> INSTRUCTIONS FOR THE TASK:
Without the pictures, give the entries below again exactly as written.

— START INPUT —

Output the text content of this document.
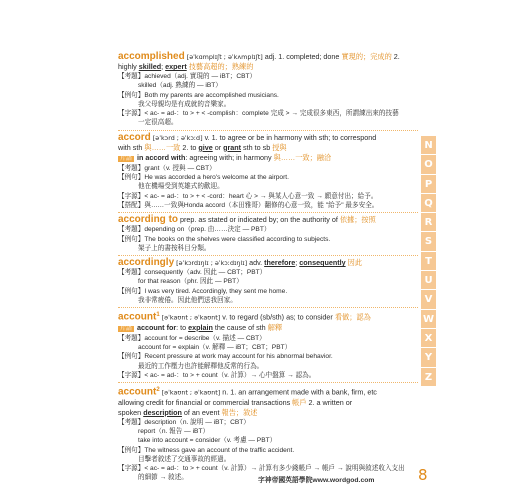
accomplished [əˈkɑmplɪʃt ; əˈkʌmplɪʃt] adj. 1. completed; done 實現的；完成的 2.
highly skilled; expert 技藝高超的；熟練的
【考題】achieved（adj. 實現的 — iBT；CBT）
skilled（adj. 熟練的 — iBT）
【例句】Both my parents are accomplished musicians.
我父母親均是有成就的音樂家。
【字源】< ac- = ad-：to > + < -complish：complete 完成 > → 完成很多東西，所謂練出來的技藝
一定很高超。
accord [əˈkɔrd ; əˈkɔːd] v. 1. to agree or be in harmony with sth; to correspond
with sth 與……一致 2. to give or grant sth to sb 授與
片語 in accord with: agreeing with; in harmony 與……一致；融洽
【考題】grant（v. 授與 — CBT）
【例句】He was accorded a hero's welcome at the airport.
他在機場受到英雄式的歡迎。
【字源】< ac- = ad-：to > + < -cord：heart 心 > → 與某人心意一致 → 願意付出；給予。
【搭配】與……一致與Honda accord（本田雅哥）翻修的心意一致，能 "給予" 最多安全。
according to prep. as stated or indicated by; on the authority of 依據；按照
【考題】depending on（prep. 由……決定 — PBT）
【例句】The books on the shelves were classified according to subjects.
架子上的書按科目分類。
accordingly [əˈkɔrdɪŋlɪ ; əˈkɔːdɪŋlɪ] adv. therefore; consequently 因此
【考題】consequently（adv. 因此 — CBT；PBT）
for that reason（phr. 因此 — PBT）
【例句】I was very tired. Accordingly, they sent me home.
我非常疲倦。因此他們送我回家。
account$^1$ [əˈkaʊnt ; əˈkaʊnt] v. to regard (sb/sth) as; to consider 看做；認為
片語 account for: to explain the cause of sth 解釋
【考題】account for = describe（v. 描述 — CBT）
account for = explain（v. 解釋 — iBT；CBT；PBT）
【例句】Recent pressure at work may account for his abnormal behavior.
最近的工作壓力也許能解釋他反常的行為。
【字源】< ac- = ad-：to > + count（v. 計算）→ 心中盤算 → 認為。
account$^2$ [əˈkaʊnt ; əˈkaʊnt] n. 1. an arrangement made with a bank, firm, etc
allowing credit for financial or commercial transactions 帳戶 2. a written or
spoken description of an event 報告；敘述
【考題】description（n. 說明 — iBT；CBT）
report（n. 報告 — iBT）
take into account = consider（v. 考慮 — PBT）
【例句】The witness gave an account of the traffic accident.
目擊者敘述了交通事故的經過。
【字源】< ac- = ad-：to > + count（v. 計算）→ 計算有多少錢帳戶 → 帳戶 → 說明與敘述收入支出
的細節 → 敘述。
N
O
P
Q
R
S
T
U
V
W
X
Y
Z
字神帝國英語學院www.wordgod.com	8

— END INPUT —

> WRITTEN RESPONSE:
Output the text content of this document.
accomplished [əˈkɑmplɪʃt ; əˈkʌmplɪʃt] adj. 1. completed; done 實現的；完成的 2.
highly skilled; expert 技藝高超的；熟練的
【考題】achieved（adj. 實現的 — iBT；CBT）
skilled（adj. 熟練的 — iBT）
【例句】Both my parents are accomplished musicians.
我父母親均是有成就的音樂家。
【字源】< ac- = ad-：to > + < -complish：complete 完成 > → 完成很多東西，所謂練出來的技藝
一定很高超。
accord [əˈkɔrd ; əˈkɔːd] v. 1. to agree or be in harmony with sth; to correspond
with sth 與……一致 2. to give or grant sth to sb 授與
片語 in accord with: agreeing with; in harmony 與……一致；融洽
【考題】grant（v. 授與 — CBT）
【例句】He was accorded a hero's welcome at the airport.
他在機場受到英雄式的歡迎。
【字源】< ac- = ad-：to > + < -cord：heart 心 > → 與某人心意一致 → 願意付出；給予。
【搭配】與……一致與Honda accord（本田雅哥）翻修的心意一致，能 "給予" 最多安全。
according to prep. as stated or indicated by; on the authority of 依據；按照
【考題】depending on（prep. 由……決定 — PBT）
【例句】The books on the shelves were classified according to subjects.
架子上的書按科目分類。
accordingly [əˈkɔrdɪŋlɪ ; əˈkɔːdɪŋlɪ] adv. therefore; consequently 因此
【考題】consequently（adv. 因此 — CBT；PBT）
for that reason（phr. 因此 — PBT）
【例句】I was very tired. Accordingly, they sent me home.
我非常疲倦。因此他們送我回家。
account$^1$ [əˈkaʊnt ; əˈkaʊnt] v. to regard (sb/sth) as; to consider 看做；認為
片語 account for: to explain the cause of sth 解釋
【考題】account for = describe（v. 描述 — CBT）
account for = explain（v. 解釋 — iBT；CBT；PBT）
【例句】Recent pressure at work may account for his abnormal behavior.
最近的工作壓力也許能解釋他反常的行為。
【字源】< ac- = ad-：to > + count（v. 計算）→ 心中盤算 → 認為。
account$^2$ [əˈkaʊnt ; əˈkaʊnt] n. 1. an arrangement made with a bank, firm, etc
allowing credit for financial or commercial transactions 帳戶 2. a written or
spoken description of an event 報告；敘述
【考題】description（n. 說明 — iBT；CBT）
report（n. 報告 — iBT）
take into account = consider（v. 考慮 — PBT）
【例句】The witness gave an account of the traffic accident.
目擊者敘述了交通事故的經過。
【字源】< ac- = ad-：to > + count（v. 計算）→ 計算有多少錢帳戶 → 帳戶 → 說明與敘述收入支出
的細節 → 敘述。
N
O
P
Q
R
S
T
U
V
W
X
Y
Z
字神帝國英語學院www.wordgod.com	8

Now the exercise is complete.